#### [Items from a data source]
****************
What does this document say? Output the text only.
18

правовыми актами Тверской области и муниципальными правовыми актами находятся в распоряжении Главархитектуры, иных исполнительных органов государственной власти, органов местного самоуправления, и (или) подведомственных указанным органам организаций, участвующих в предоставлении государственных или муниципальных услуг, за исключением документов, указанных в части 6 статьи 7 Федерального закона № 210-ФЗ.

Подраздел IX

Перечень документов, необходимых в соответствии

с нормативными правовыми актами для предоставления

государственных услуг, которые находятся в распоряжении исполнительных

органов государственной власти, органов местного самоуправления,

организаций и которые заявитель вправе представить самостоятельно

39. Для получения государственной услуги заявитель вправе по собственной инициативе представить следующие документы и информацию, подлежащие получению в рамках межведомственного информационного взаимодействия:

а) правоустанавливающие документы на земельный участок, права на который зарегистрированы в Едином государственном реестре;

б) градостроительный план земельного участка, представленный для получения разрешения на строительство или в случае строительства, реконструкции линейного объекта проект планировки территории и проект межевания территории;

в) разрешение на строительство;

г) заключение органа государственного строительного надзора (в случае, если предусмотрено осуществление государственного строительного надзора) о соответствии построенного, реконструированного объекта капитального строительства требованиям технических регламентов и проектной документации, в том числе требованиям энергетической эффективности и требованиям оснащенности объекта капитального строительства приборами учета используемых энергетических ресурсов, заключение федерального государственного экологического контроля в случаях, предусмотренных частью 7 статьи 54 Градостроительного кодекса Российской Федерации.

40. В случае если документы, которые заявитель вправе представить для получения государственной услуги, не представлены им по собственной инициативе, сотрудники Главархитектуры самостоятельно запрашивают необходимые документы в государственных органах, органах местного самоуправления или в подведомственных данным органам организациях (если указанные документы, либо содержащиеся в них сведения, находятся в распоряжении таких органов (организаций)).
****************
Pick each line holding the word "распоряжении" out of the listing.

#### [Expected output]
правовыми актами Тверской области и муниципальными правовыми актами находятся в распоряжении Главархитектуры, иных исполнительных органов государственной власти, органов местного самоуправления, и (или) подведомственных указанным органам организаций, участвующих в предоставлении государственных или муниципальных услуг, за исключением документов, указанных в части 6 статьи 7 Федерального закона № 210-ФЗ.
государственных услуг, которые находятся в распоряжении исполнительных
40. В случае если документы, которые заявитель вправе представить для получения государственной услуги, не представлены им по собственной инициативе, сотрудники Главархитектуры самостоятельно запрашивают необходимые документы в государственных органах, органах местного самоуправления или в подведомственных данным органам организациях (если указанные документы, либо содержащиеся в них сведения, находятся в распоряжении таких органов (организаций)).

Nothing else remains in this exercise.